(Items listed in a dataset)
───
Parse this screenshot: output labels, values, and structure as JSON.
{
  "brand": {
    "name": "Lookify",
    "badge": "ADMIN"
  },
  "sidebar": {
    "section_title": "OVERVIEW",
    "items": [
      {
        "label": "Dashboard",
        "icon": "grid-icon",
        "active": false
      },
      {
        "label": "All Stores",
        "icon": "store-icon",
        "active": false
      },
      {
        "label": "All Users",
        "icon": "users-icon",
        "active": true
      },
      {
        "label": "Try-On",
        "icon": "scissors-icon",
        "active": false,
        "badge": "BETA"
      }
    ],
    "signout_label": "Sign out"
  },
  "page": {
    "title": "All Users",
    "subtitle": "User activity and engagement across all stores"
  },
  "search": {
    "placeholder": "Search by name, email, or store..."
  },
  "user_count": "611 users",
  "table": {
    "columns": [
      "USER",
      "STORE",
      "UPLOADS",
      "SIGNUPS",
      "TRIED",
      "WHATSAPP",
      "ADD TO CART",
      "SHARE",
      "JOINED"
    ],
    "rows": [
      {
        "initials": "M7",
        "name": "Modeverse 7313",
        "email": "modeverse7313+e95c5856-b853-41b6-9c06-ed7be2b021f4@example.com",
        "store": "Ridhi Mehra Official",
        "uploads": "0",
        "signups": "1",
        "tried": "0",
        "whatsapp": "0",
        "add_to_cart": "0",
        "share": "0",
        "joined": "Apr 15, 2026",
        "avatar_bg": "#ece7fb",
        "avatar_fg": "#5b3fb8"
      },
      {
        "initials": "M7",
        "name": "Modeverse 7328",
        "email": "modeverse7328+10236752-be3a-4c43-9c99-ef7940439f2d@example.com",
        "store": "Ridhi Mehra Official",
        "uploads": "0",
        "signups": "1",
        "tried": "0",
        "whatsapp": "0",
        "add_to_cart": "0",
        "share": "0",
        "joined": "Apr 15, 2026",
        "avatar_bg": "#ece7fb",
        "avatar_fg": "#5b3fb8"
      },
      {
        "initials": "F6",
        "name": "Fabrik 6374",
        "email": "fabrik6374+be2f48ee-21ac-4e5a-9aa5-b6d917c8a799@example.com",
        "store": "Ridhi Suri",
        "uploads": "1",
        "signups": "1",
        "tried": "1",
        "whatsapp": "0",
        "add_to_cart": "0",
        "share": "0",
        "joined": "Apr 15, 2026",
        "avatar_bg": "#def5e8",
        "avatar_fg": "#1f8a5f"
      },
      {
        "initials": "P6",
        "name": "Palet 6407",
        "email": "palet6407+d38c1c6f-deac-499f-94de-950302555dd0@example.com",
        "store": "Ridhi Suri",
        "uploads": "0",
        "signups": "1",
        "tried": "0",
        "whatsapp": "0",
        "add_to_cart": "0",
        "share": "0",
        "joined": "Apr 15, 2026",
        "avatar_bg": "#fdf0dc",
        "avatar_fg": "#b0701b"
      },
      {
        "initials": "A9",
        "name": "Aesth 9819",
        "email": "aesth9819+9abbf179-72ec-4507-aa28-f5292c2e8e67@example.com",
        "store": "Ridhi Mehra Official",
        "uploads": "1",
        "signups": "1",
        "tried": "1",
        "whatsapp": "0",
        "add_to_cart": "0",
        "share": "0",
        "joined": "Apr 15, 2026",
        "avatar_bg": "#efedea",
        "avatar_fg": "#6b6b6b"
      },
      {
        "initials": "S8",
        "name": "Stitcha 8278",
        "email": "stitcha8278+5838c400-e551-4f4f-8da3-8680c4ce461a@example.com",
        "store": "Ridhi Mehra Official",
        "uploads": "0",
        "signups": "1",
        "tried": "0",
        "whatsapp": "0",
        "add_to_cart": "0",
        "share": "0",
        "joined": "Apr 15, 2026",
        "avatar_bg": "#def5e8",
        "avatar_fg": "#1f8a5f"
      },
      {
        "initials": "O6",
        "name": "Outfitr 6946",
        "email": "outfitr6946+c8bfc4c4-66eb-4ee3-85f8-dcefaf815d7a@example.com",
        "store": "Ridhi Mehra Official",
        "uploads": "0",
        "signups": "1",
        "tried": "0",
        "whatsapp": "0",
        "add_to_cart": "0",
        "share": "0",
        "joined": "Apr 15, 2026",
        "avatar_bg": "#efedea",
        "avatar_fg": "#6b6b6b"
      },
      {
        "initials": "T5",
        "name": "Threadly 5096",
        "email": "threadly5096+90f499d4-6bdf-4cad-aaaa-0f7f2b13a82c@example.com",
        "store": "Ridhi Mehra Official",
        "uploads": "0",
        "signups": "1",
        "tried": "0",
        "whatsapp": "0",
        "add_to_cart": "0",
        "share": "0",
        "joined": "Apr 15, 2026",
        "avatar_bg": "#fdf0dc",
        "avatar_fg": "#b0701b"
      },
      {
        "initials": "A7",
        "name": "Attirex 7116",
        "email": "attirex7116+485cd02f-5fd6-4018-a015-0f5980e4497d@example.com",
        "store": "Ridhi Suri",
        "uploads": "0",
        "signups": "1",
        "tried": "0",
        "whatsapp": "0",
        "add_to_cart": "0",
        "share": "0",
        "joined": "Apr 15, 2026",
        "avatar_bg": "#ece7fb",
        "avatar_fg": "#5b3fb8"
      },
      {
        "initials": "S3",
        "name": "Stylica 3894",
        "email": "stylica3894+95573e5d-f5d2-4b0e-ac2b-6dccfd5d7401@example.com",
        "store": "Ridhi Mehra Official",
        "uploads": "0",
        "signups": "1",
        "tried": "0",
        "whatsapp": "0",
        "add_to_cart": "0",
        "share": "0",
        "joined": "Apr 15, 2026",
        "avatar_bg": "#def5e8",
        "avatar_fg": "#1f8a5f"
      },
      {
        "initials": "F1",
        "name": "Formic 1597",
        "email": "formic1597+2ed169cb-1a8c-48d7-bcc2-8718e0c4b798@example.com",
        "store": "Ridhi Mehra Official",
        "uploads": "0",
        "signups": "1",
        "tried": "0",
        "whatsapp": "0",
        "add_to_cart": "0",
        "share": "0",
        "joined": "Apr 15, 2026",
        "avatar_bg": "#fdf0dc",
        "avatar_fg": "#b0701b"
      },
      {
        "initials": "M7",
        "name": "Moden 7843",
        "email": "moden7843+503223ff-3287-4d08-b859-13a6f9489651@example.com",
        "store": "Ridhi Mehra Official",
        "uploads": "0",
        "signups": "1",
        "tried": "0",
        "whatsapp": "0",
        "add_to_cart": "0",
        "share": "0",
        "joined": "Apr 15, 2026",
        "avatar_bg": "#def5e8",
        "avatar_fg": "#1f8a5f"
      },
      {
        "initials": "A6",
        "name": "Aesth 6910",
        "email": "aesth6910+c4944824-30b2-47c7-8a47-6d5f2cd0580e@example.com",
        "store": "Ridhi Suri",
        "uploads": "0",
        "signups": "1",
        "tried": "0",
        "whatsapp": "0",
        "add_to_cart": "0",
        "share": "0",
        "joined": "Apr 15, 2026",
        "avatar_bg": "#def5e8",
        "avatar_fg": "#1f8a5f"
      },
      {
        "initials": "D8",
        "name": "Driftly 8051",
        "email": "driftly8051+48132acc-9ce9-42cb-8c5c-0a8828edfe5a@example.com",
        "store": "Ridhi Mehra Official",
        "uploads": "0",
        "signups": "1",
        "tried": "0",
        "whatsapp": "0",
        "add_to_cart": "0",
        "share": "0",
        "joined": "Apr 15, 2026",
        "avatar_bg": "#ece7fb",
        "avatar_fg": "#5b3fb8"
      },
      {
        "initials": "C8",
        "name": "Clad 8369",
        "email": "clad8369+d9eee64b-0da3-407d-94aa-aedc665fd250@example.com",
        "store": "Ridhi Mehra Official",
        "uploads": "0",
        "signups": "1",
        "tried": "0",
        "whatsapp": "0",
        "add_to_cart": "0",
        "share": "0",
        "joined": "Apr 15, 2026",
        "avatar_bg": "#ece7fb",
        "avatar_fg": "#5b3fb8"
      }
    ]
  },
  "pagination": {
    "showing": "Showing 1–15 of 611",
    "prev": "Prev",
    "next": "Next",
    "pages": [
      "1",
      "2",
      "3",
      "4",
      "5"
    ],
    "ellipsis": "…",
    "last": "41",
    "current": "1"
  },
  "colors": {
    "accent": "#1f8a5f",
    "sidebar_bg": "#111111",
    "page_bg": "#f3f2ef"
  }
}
───
■ YOUR INSTRUCTIONS: Extract every line above that contains the word "active".

■ RESPONSE TO THE TASK:
        "active": false
        "active": false
        "active": true
        "active": false,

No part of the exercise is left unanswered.